_Goal_: Keep every line where the word "两个确立" appears; drop the rest.

- - - - - - -

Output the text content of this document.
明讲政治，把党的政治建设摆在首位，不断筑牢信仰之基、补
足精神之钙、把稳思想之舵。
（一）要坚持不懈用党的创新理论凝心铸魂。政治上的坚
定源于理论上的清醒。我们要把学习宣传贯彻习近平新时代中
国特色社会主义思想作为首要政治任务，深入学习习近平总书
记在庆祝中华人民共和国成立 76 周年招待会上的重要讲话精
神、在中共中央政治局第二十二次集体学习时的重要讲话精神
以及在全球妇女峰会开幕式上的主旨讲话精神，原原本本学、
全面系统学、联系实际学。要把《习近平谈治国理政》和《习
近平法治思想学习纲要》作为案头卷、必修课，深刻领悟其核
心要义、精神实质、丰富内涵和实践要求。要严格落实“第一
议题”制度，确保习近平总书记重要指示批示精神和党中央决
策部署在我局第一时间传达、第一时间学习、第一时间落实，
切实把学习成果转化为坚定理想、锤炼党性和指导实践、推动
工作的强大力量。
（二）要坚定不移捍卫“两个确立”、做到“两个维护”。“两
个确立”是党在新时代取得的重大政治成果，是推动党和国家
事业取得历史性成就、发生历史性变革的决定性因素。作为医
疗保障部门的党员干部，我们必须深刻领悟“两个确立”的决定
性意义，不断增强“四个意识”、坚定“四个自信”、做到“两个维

- - - - - - -

_The reply_:
（二）要坚定不移捍卫“两个确立”、做到“两个维护”。“两
疗保障部门的党员干部，我们必须深刻领悟“两个确立”的决定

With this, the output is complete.